(Rows from a layout dataset)
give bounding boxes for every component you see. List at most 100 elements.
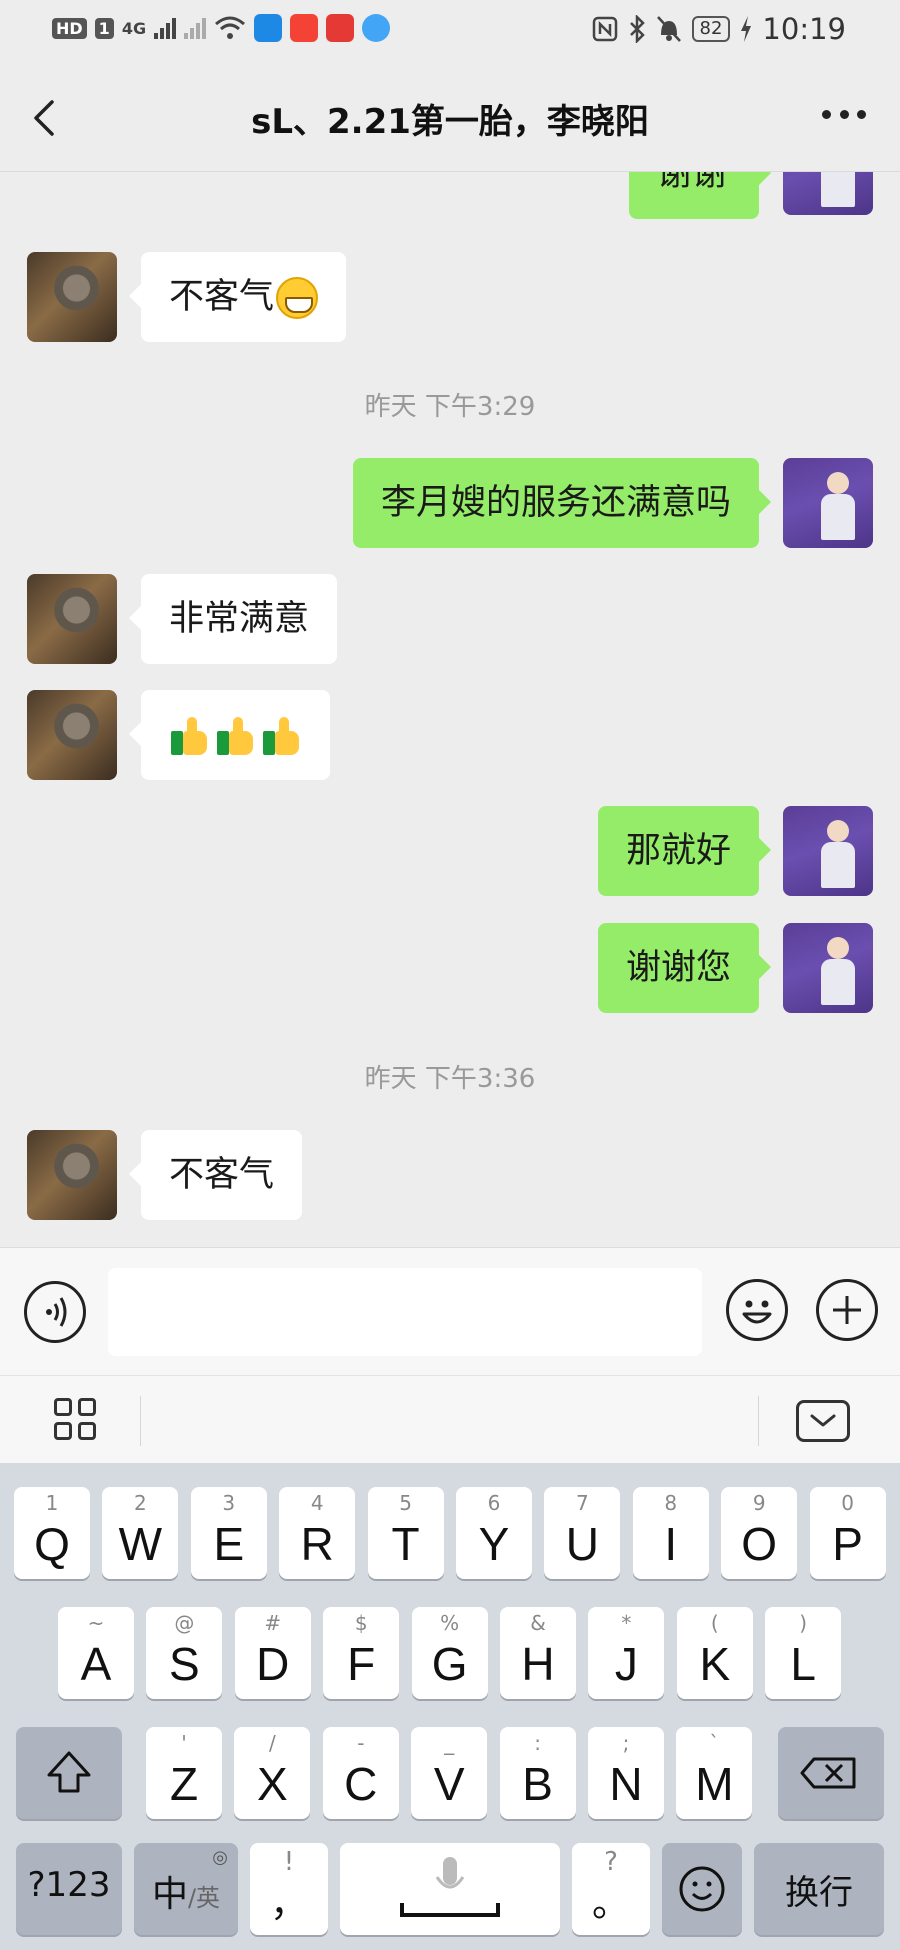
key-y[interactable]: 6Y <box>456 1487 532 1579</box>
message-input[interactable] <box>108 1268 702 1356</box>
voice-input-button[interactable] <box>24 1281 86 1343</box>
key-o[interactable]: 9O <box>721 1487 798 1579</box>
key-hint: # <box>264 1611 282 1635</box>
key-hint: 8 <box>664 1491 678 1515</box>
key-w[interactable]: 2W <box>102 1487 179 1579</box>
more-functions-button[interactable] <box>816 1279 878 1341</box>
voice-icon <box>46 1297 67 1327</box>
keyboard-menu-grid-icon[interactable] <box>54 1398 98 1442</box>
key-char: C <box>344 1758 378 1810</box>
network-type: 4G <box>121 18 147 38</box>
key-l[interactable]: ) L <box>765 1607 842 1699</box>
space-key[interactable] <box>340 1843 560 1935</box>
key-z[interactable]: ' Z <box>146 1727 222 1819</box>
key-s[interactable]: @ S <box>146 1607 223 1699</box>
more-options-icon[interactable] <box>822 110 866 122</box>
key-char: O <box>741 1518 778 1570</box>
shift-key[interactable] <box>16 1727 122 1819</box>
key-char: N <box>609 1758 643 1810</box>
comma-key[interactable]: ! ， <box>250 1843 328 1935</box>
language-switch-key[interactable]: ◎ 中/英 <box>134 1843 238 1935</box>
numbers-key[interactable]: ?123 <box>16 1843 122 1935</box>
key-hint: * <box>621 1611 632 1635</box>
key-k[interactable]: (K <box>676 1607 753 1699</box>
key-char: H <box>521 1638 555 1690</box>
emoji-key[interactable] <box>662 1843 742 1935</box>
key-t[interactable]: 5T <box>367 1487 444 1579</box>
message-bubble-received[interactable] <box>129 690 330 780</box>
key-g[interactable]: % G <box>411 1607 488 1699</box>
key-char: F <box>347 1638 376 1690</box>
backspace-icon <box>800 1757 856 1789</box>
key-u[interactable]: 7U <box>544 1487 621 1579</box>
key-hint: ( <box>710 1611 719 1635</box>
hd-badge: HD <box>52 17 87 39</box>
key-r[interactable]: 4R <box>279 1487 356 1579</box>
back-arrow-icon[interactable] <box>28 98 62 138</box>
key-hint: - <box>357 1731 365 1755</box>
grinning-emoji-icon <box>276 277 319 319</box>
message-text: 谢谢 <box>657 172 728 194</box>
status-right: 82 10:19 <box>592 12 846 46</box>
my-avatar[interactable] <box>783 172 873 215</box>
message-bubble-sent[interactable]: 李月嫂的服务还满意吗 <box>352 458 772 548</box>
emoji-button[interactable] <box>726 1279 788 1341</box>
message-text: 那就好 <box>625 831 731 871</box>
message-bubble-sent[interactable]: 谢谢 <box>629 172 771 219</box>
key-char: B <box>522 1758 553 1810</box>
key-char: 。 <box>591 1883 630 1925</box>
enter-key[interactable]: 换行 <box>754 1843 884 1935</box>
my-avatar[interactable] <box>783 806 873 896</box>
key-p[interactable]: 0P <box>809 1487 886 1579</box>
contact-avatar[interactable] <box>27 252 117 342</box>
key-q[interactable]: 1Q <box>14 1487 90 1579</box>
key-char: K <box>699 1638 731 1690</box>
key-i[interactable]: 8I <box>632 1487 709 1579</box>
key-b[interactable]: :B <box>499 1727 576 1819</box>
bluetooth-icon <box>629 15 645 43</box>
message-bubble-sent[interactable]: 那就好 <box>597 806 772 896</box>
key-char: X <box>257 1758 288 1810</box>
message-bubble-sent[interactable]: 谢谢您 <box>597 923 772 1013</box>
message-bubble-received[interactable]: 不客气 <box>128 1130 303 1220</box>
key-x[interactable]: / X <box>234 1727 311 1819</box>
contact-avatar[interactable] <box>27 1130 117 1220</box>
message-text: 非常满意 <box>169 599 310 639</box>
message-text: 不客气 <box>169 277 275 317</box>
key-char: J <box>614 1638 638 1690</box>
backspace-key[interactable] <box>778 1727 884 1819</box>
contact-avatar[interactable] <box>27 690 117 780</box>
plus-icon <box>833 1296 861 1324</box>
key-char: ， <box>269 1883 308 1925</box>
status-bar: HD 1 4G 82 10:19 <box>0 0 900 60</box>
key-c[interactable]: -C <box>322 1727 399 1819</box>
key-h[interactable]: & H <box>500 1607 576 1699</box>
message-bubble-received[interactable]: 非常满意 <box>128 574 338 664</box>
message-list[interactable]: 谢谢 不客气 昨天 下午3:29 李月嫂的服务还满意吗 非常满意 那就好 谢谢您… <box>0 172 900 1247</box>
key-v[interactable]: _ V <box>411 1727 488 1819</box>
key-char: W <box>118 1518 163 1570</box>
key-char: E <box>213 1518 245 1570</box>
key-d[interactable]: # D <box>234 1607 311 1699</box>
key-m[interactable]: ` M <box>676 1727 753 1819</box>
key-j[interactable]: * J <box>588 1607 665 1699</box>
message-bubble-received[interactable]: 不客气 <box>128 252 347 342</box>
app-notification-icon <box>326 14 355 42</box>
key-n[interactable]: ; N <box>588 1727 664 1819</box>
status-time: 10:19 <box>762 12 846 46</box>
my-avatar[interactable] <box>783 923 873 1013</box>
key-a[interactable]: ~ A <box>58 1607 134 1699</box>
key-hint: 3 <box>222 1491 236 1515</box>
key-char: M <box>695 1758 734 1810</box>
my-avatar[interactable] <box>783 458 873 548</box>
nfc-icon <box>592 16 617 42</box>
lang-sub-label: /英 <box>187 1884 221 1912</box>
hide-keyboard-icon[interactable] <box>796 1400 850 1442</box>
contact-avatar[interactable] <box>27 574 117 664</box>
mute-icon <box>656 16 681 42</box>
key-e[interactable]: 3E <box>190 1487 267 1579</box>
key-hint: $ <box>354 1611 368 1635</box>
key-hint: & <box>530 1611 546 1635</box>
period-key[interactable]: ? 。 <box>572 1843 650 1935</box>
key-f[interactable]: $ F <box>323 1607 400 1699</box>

...

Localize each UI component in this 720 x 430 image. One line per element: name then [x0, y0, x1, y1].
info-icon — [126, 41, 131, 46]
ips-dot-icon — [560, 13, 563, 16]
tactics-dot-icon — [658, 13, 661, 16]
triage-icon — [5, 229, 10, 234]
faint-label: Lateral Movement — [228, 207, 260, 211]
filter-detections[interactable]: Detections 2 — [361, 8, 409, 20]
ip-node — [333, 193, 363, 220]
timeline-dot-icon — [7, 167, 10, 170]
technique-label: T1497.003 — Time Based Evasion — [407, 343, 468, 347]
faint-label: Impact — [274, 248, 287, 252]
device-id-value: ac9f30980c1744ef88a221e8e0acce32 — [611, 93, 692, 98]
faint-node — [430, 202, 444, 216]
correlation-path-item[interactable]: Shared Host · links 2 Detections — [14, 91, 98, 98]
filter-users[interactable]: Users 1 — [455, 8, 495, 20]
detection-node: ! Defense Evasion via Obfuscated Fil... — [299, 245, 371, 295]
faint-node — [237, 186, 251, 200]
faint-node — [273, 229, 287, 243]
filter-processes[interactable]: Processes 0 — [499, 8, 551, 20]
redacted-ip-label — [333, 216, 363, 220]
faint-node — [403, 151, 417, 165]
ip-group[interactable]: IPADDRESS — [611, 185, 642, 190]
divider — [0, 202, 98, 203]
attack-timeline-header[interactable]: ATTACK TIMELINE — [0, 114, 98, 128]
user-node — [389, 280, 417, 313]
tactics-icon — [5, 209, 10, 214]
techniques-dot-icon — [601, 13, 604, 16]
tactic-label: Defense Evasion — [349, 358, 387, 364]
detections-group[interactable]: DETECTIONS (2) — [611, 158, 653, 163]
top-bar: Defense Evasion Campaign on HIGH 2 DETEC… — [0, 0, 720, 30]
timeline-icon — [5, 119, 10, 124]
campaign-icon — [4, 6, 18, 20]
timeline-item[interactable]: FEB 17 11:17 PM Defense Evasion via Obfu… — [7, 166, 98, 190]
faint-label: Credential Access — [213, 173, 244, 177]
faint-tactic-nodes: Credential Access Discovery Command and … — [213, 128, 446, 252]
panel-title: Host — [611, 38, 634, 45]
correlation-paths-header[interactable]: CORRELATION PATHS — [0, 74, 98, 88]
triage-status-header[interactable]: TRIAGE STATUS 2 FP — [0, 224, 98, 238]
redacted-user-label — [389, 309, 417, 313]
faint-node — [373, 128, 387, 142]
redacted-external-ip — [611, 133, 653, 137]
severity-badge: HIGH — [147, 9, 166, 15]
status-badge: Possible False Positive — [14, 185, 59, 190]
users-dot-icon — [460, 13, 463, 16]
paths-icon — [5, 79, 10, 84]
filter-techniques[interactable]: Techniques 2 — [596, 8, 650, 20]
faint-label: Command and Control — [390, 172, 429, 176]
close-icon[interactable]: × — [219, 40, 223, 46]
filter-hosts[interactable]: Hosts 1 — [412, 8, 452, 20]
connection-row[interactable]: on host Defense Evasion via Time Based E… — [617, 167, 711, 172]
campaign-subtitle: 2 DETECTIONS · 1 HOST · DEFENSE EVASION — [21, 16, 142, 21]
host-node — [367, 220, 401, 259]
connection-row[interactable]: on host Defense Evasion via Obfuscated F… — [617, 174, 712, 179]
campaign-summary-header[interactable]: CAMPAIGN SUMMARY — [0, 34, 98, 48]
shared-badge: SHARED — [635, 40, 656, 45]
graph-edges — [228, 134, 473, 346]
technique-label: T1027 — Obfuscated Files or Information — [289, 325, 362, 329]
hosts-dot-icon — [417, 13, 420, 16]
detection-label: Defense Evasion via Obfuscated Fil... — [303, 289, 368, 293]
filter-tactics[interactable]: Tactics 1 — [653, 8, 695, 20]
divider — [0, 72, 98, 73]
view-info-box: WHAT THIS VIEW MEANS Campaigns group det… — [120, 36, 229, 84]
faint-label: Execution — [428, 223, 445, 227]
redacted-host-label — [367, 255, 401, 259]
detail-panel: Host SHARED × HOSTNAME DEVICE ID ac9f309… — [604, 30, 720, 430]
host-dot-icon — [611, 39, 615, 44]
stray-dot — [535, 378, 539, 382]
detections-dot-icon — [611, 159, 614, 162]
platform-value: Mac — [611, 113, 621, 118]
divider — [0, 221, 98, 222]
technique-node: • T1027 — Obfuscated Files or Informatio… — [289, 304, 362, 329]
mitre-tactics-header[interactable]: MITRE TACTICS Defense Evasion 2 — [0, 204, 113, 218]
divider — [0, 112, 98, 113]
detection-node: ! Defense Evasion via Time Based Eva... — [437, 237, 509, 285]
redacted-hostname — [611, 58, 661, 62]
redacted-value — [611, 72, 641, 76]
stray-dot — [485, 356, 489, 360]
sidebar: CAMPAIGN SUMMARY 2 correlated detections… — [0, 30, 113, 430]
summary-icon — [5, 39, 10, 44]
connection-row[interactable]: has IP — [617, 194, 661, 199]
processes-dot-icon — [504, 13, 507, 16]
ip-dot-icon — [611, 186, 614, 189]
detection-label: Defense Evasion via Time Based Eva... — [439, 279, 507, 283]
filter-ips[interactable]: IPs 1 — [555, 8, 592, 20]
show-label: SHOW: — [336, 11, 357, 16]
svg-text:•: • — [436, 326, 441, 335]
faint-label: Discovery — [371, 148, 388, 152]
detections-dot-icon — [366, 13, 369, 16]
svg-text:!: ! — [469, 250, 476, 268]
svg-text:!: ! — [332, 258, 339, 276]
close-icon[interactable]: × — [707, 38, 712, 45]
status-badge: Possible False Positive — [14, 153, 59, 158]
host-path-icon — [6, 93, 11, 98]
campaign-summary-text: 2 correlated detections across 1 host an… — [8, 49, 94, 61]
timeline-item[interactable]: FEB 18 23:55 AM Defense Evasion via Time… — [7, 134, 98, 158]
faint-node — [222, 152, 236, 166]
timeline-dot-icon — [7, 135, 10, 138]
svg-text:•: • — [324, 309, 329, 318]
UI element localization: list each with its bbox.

* * *

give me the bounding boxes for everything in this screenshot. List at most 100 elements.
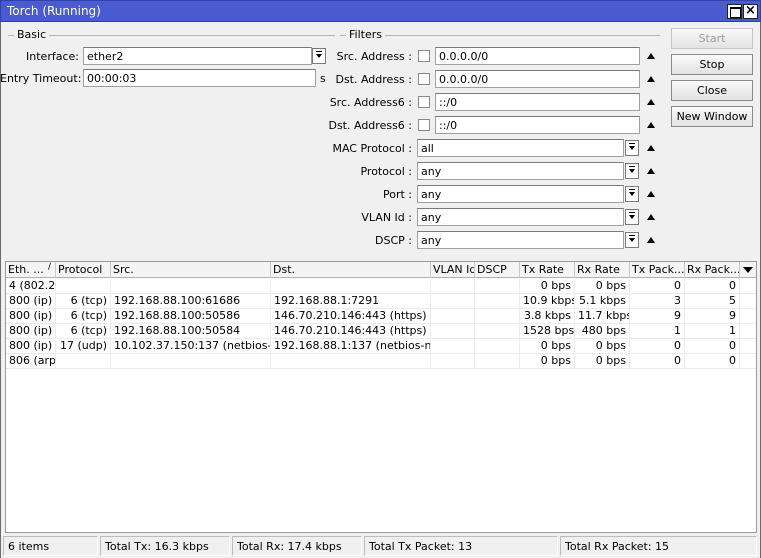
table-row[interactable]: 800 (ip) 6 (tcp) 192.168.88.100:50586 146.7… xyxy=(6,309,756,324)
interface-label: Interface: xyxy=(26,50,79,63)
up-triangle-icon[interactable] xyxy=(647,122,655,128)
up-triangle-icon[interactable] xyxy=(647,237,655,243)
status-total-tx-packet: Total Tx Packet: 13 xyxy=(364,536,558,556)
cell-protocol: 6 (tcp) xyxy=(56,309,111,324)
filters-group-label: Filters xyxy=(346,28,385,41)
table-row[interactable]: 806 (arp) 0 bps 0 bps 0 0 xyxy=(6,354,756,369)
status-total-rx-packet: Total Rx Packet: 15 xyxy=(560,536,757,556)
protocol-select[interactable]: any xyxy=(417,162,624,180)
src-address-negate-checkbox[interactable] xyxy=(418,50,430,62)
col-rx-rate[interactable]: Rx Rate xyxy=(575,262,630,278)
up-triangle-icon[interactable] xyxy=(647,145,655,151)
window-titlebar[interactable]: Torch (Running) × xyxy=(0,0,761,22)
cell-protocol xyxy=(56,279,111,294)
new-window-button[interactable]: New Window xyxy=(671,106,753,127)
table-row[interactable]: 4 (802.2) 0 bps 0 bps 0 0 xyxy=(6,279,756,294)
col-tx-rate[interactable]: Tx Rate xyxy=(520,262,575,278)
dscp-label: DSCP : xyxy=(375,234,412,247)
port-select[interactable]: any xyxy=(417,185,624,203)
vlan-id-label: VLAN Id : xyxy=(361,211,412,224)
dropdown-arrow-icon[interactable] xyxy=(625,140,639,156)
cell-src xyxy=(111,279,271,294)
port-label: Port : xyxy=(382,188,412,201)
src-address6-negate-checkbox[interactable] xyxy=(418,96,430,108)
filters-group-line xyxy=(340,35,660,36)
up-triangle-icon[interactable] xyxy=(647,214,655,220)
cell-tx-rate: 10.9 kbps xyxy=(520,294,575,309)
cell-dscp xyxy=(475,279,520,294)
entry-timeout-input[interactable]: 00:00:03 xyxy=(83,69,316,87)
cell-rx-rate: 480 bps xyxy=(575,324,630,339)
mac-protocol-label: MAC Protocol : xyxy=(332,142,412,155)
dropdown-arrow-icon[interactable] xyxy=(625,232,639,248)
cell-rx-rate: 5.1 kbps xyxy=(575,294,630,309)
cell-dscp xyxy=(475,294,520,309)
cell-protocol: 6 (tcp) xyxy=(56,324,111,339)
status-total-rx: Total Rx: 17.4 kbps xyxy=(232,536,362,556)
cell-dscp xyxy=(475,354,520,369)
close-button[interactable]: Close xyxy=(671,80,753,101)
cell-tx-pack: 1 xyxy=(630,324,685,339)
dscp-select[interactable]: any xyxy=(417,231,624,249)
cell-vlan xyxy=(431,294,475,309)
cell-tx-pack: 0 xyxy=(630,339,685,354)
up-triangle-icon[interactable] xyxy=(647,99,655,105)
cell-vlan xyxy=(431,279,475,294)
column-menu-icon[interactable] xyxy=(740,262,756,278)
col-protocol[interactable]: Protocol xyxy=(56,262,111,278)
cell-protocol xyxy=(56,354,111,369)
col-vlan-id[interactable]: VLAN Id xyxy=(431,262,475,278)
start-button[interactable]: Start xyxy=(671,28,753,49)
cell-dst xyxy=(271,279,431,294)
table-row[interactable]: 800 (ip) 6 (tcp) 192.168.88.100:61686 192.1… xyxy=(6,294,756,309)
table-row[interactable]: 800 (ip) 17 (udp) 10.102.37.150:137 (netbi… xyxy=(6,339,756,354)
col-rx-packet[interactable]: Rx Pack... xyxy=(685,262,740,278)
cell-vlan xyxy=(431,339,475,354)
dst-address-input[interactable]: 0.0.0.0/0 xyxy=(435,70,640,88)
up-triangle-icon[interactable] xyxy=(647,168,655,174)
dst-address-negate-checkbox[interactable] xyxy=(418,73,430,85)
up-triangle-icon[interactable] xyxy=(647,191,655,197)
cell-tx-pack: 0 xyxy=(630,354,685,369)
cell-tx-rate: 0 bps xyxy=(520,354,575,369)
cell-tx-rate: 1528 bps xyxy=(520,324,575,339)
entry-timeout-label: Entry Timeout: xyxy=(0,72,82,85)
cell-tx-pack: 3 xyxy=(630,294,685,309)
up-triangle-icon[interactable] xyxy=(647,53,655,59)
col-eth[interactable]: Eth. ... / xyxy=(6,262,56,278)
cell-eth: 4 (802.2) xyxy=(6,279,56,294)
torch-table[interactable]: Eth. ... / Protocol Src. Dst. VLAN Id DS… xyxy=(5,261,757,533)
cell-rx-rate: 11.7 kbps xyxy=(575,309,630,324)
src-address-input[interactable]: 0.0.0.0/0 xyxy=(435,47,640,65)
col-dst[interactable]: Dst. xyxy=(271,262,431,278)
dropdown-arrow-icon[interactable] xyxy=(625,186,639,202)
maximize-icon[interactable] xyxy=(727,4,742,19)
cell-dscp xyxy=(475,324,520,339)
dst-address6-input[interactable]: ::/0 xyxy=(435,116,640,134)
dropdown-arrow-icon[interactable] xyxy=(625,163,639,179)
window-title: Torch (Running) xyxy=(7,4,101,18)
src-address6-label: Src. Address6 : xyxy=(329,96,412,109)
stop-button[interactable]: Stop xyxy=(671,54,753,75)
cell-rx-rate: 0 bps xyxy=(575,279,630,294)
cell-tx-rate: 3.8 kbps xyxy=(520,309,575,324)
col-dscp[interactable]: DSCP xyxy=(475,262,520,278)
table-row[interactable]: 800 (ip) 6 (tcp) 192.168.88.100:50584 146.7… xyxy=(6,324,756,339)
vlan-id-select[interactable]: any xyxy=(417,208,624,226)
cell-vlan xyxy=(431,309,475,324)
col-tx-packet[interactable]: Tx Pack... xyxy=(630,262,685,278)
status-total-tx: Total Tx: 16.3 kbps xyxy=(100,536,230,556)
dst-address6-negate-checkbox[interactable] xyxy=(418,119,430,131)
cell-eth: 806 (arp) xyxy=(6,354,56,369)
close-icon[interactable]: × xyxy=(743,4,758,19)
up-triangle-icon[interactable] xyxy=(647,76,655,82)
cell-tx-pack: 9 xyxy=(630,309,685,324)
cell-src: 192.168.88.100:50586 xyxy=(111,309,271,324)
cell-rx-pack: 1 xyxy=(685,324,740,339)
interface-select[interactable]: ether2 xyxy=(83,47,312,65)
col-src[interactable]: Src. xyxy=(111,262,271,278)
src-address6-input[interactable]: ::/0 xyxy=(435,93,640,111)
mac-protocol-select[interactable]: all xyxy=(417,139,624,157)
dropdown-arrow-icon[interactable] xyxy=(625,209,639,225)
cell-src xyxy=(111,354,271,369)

# [Required work]
Turn the part of the records that opens with the line containing "table-row[interactable]: 800 (ip) 6 (tcp) 192.168.88.100:50586" and closes with the line containing "cell-protocol: 6 (tcp) xyxy=(56,309,111,324)" into a Markdown table with the columns Number and Record line, numbering each line and leaving out any blank lines.

# [Response to this task]
| Number | Record line |
|---|---|
| 1 | table-row[interactable]: 800 (ip) 6 (tcp) 192.168.88.100:50586 146.7… xyxy=(6,309,756,324) |
| 2 | interface-label: Interface: xyxy=(26,50,79,63) |
| 3 | up-triangle-icon[interactable] xyxy=(647,122,655,128) |
| 4 | up-triangle-icon[interactable] xyxy=(647,237,655,243) |
| 5 | status-total-tx-packet: Total Tx Packet: 13 xyxy=(364,536,558,556) |
| 6 | cell-protocol: 6 (tcp) xyxy=(56,309,111,324) |